→ **DATASET EXTRACT**
################
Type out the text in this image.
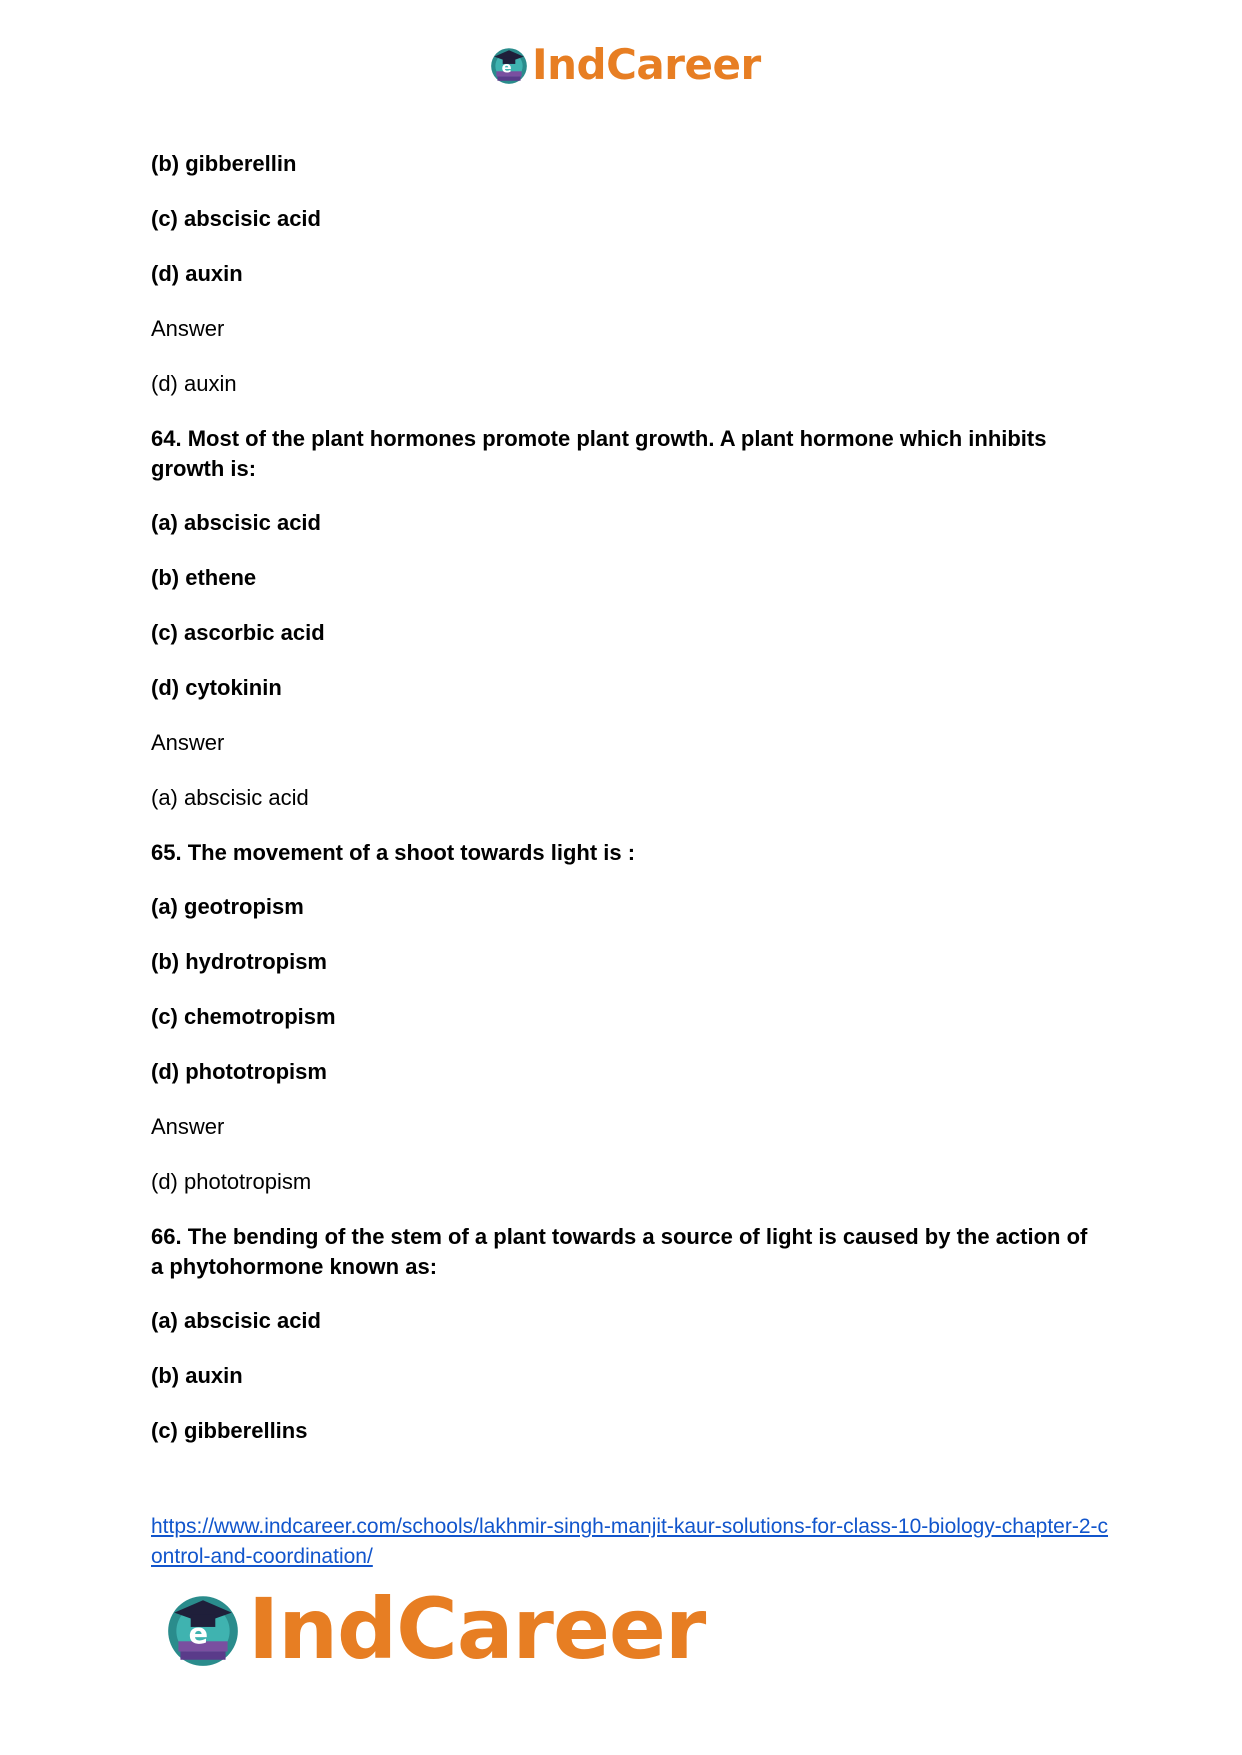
e IndCareer

(b) gibberellin

(c) abscisic acid

(d) auxin

Answer

(d) auxin

64. Most of the plant hormones promote plant growth. A plant hormone which inhibits growth is:

(a) abscisic acid

(b) ethene

(c) ascorbic acid

(d) cytokinin

Answer

(a) abscisic acid

65. The movement of a shoot towards light is :

(a) geotropism

(b) hydrotropism

(c) chemotropism

(d) phototropism

Answer

(d) phototropism

66. The bending of the stem of a plant towards a source of light is caused by the action of a phytohormone known as:

(a) abscisic acid

(b) auxin

(c) gibberellins

https://www.indcareer.com/schools/lakhmir-singh-manjit-kaur-solutions-for-class-10-biology-chapter-2-control-and-coordination/
e IndCareer
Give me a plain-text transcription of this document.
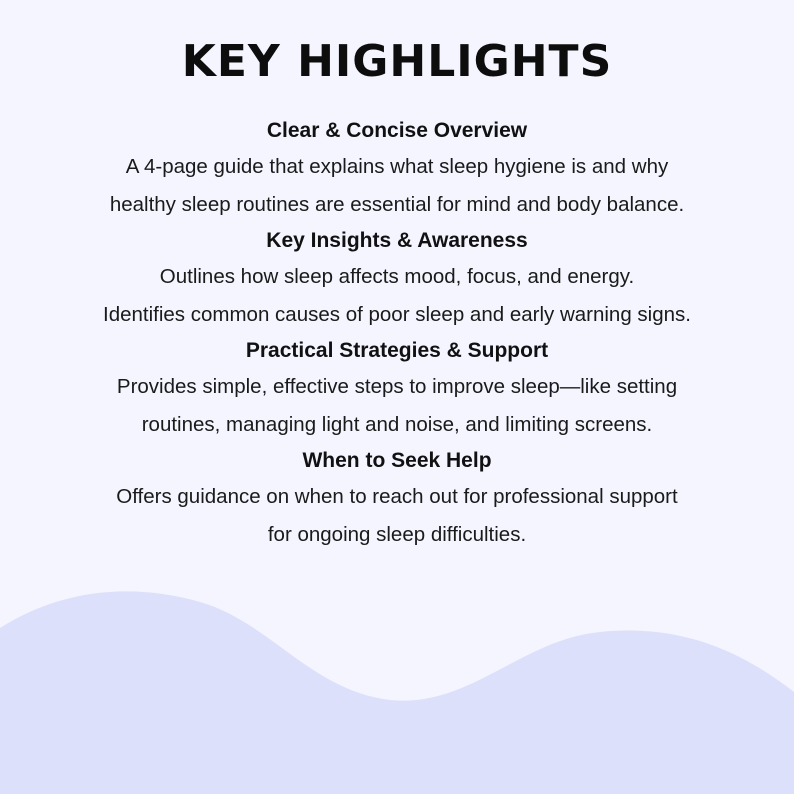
KEY HIGHLIGHTS
Clear & Concise Overview
A 4-page guide that explains what sleep hygiene is and why
healthy sleep routines are essential for mind and body balance.
Key Insights & Awareness
Outlines how sleep affects mood, focus, and energy.
Identifies common causes of poor sleep and early warning signs.
Practical Strategies & Support
Provides simple, effective steps to improve sleep—like setting
routines, managing light and noise, and limiting screens.
When to Seek Help
Offers guidance on when to reach out for professional support
for ongoing sleep difficulties.
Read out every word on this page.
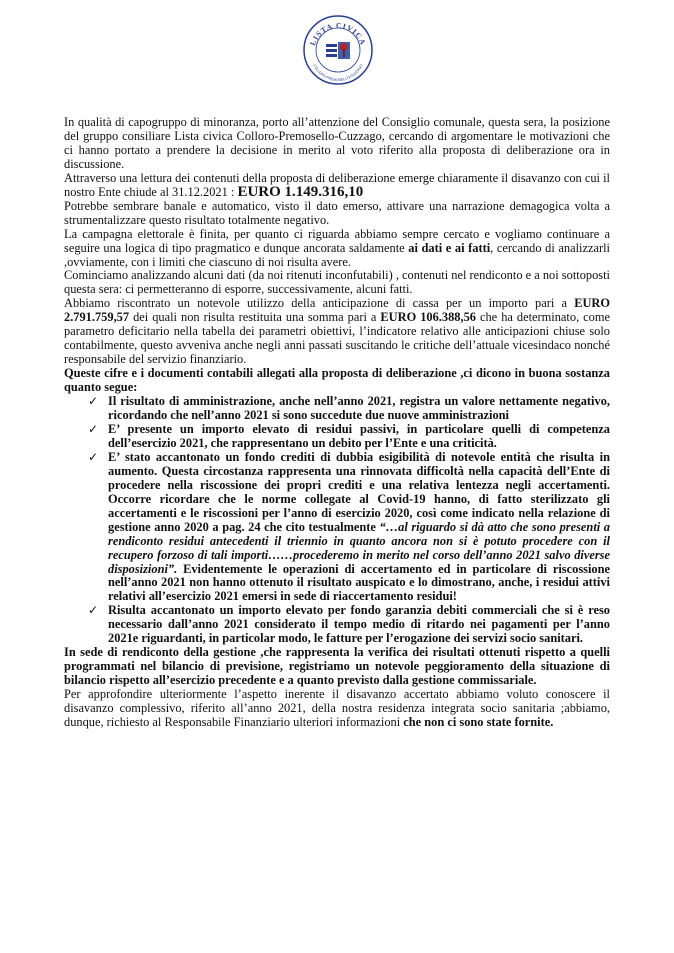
LISTA CIVICA
COLLORO-PREMOSELLO-CUZZAGO

In qualità di capogruppo di minoranza, porto all’attenzione del Consiglio comunale, questa sera, la posizione del gruppo consiliare Lista civica Colloro-Premosello-Cuzzago, cercando di argomentare le motivazioni che ci hanno portato a prendere la decisione in merito al voto riferito alla proposta di deliberazione ora in discussione.

Attraverso una lettura dei contenuti della proposta di deliberazione emerge chiaramente il disavanzo con cui il nostro Ente chiude al 31.12.2021 : EURO 1.149.316,10

Potrebbe sembrare banale e automatico, visto il dato emerso, attivare una narrazione demagogica volta a strumentalizzare questo risultato totalmente negativo.

La campagna elettorale è finita, per quanto ci riguarda abbiamo sempre cercato e vogliamo continuare a seguire una logica di tipo pragmatico e dunque ancorata saldamente ai dati e ai fatti, cercando di analizzarli ,ovviamente, con i limiti che ciascuno di noi risulta avere.

Cominciamo analizzando alcuni dati (da noi ritenuti inconfutabili) , contenuti nel rendiconto e a noi sottoposti questa sera: ci permetteranno di esporre, successivamente, alcuni fatti.

Abbiamo riscontrato un notevole utilizzo della anticipazione di cassa per un importo pari a EURO 2.791.759,57 dei quali non risulta restituita una somma pari a EURO 106.388,56 che ha determinato, come parametro deficitario nella tabella dei parametri obiettivi, l’indicatore relativo alle anticipazioni chiuse solo contabilmente, questo avveniva anche negli anni passati suscitando le critiche dell’attuale vicesindaco nonché responsabile del servizio finanziario.

Queste cifre e i documenti contabili allegati alla proposta di deliberazione ,ci dicono in buona sostanza quanto segue:

✓ Il risultato di amministrazione, anche nell’anno 2021, registra un valore nettamente negativo, ricordando che nell’anno 2021 si sono succedute due nuove amministrazioni
✓ E’ presente un importo elevato di residui passivi, in particolare quelli di competenza dell’esercizio 2021, che rappresentano un debito per l’Ente e una criticità.
✓ E’ stato accantonato un fondo crediti di dubbia esigibilità di notevole entità che risulta in aumento. Questa circostanza rappresenta una rinnovata difficoltà nella capacità dell’Ente di procedere nella riscossione dei propri crediti e una relativa lentezza negli accertamenti. Occorre ricordare che le norme collegate al Covid-19 hanno, di fatto sterilizzato gli accertamenti e le riscossioni per l’anno di esercizio 2020, così come indicato nella relazione di gestione anno 2020 a pag. 24 che cito testualmente “…al riguardo si dà atto che sono presenti a rendiconto residui antecedenti il triennio in quanto ancora non si è potuto procedere con il recupero forzoso di tali importi……procederemo in merito nel corso dell’anno 2021 salvo diverse disposizioni”. Evidentemente le operazioni di accertamento ed in particolare di riscossione nell’anno 2021 non hanno ottenuto il risultato auspicato e lo dimostrano, anche, i residui attivi relativi all’esercizio 2021 emersi in sede di riaccertamento residui!
✓ Risulta accantonato un importo elevato per fondo garanzia debiti commerciali che si è reso necessario dall’anno 2021 considerato il tempo medio di ritardo nei pagamenti per l’anno 2021e riguardanti, in particolar modo, le fatture per l’erogazione dei servizi socio sanitari.

In sede di rendiconto della gestione ,che rappresenta la verifica dei risultati ottenuti rispetto a quelli programmati nel bilancio di previsione, registriamo un notevole peggioramento della situazione di bilancio rispetto all’esercizio precedente e a quanto previsto dalla gestione commissariale.

Per approfondire ulteriormente l’aspetto inerente il disavanzo accertato abbiamo voluto conoscere il disavanzo complessivo, riferito all’anno 2021, della nostra residenza integrata socio sanitaria ;abbiamo, dunque, richiesto al Responsabile Finanziario ulteriori informazioni che non ci sono state fornite.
################
→ **REQUIRED WORK**
Leave out the pictures and output every record above precisely as given.

→ **RIGHT ANSWER**
Type out the text in this image.
e IndCareer

(b) gibberellin

(c) abscisic acid

(d) auxin

Answer

(d) auxin

64. Most of the plant hormones promote plant growth. A plant hormone which inhibits growth is:

(a) abscisic acid

(b) ethene

(c) ascorbic acid

(d) cytokinin

Answer

(a) abscisic acid

65. The movement of a shoot towards light is :

(a) geotropism

(b) hydrotropism

(c) chemotropism

(d) phototropism

Answer

(d) phototropism

66. The bending of the stem of a plant towards a source of light is caused by the action of a phytohormone known as:

(a) abscisic acid

(b) auxin

(c) gibberellins

https://www.indcareer.com/schools/lakhmir-singh-manjit-kaur-solutions-for-class-10-biology-chapter-2-control-and-coordination/
e IndCareer
Give me a plain-text transcription of this document.
KEY HIGHLIGHTS
Clear & Concise Overview
A 4-page guide that explains what sleep hygiene is and why
healthy sleep routines are essential for mind and body balance.
Key Insights & Awareness
Outlines how sleep affects mood, focus, and energy.
Identifies common causes of poor sleep and early warning signs.
Practical Strategies & Support
Provides simple, effective steps to improve sleep—like setting
routines, managing light and noise, and limiting screens.
When to Seek Help
Offers guidance on when to reach out for professional support
for ongoing sleep difficulties.
Read out every word on this page.
LISTA CIVICA
COLLORO-PREMOSELLO-CUZZAGO

In qualità di capogruppo di minoranza, porto all’attenzione del Consiglio comunale, questa sera, la posizione del gruppo consiliare Lista civica Colloro-Premosello-Cuzzago, cercando di argomentare le motivazioni che ci hanno portato a prendere la decisione in merito al voto riferito alla proposta di deliberazione ora in discussione.

Attraverso una lettura dei contenuti della proposta di deliberazione emerge chiaramente il disavanzo con cui il nostro Ente chiude al 31.12.2021 : EURO 1.149.316,10

Potrebbe sembrare banale e automatico, visto il dato emerso, attivare una narrazione demagogica volta a strumentalizzare questo risultato totalmente negativo.

La campagna elettorale è finita, per quanto ci riguarda abbiamo sempre cercato e vogliamo continuare a seguire una logica di tipo pragmatico e dunque ancorata saldamente ai dati e ai fatti, cercando di analizzarli ,ovviamente, con i limiti che ciascuno di noi risulta avere.

Cominciamo analizzando alcuni dati (da noi ritenuti inconfutabili) , contenuti nel rendiconto e a noi sottoposti questa sera: ci permetteranno di esporre, successivamente, alcuni fatti.

Abbiamo riscontrato un notevole utilizzo della anticipazione di cassa per un importo pari a EURO 2.791.759,57 dei quali non risulta restituita una somma pari a EURO 106.388,56 che ha determinato, come parametro deficitario nella tabella dei parametri obiettivi, l’indicatore relativo alle anticipazioni chiuse solo contabilmente, questo avveniva anche negli anni passati suscitando le critiche dell’attuale vicesindaco nonché responsabile del servizio finanziario.

Queste cifre e i documenti contabili allegati alla proposta di deliberazione ,ci dicono in buona sostanza quanto segue:

✓ Il risultato di amministrazione, anche nell’anno 2021, registra un valore nettamente negativo, ricordando che nell’anno 2021 si sono succedute due nuove amministrazioni
✓ E’ presente un importo elevato di residui passivi, in particolare quelli di competenza dell’esercizio 2021, che rappresentano un debito per l’Ente e una criticità.
✓ E’ stato accantonato un fondo crediti di dubbia esigibilità di notevole entità che risulta in aumento. Questa circostanza rappresenta una rinnovata difficoltà nella capacità dell’Ente di procedere nella riscossione dei propri crediti e una relativa lentezza negli accertamenti. Occorre ricordare che le norme collegate al Covid-19 hanno, di fatto sterilizzato gli accertamenti e le riscossioni per l’anno di esercizio 2020, così come indicato nella relazione di gestione anno 2020 a pag. 24 che cito testualmente “…al riguardo si dà atto che sono presenti a rendiconto residui antecedenti il triennio in quanto ancora non si è potuto procedere con il recupero forzoso di tali importi……procederemo in merito nel corso dell’anno 2021 salvo diverse disposizioni”. Evidentemente le operazioni di accertamento ed in particolare di riscossione nell’anno 2021 non hanno ottenuto il risultato auspicato e lo dimostrano, anche, i residui attivi relativi all’esercizio 2021 emersi in sede di riaccertamento residui!
✓ Risulta accantonato un importo elevato per fondo garanzia debiti commerciali che si è reso necessario dall’anno 2021 considerato il tempo medio di ritardo nei pagamenti per l’anno 2021e riguardanti, in particolar modo, le fatture per l’erogazione dei servizi socio sanitari.

In sede di rendiconto della gestione ,che rappresenta la verifica dei risultati ottenuti rispetto a quelli programmati nel bilancio di previsione, registriamo un notevole peggioramento della situazione di bilancio rispetto all’esercizio precedente e a quanto previsto dalla gestione commissariale.

Per approfondire ulteriormente l’aspetto inerente il disavanzo accertato abbiamo voluto conoscere il disavanzo complessivo, riferito all’anno 2021, della nostra residenza integrata socio sanitaria ;abbiamo, dunque, richiesto al Responsabile Finanziario ulteriori informazioni che non ci sono state fornite.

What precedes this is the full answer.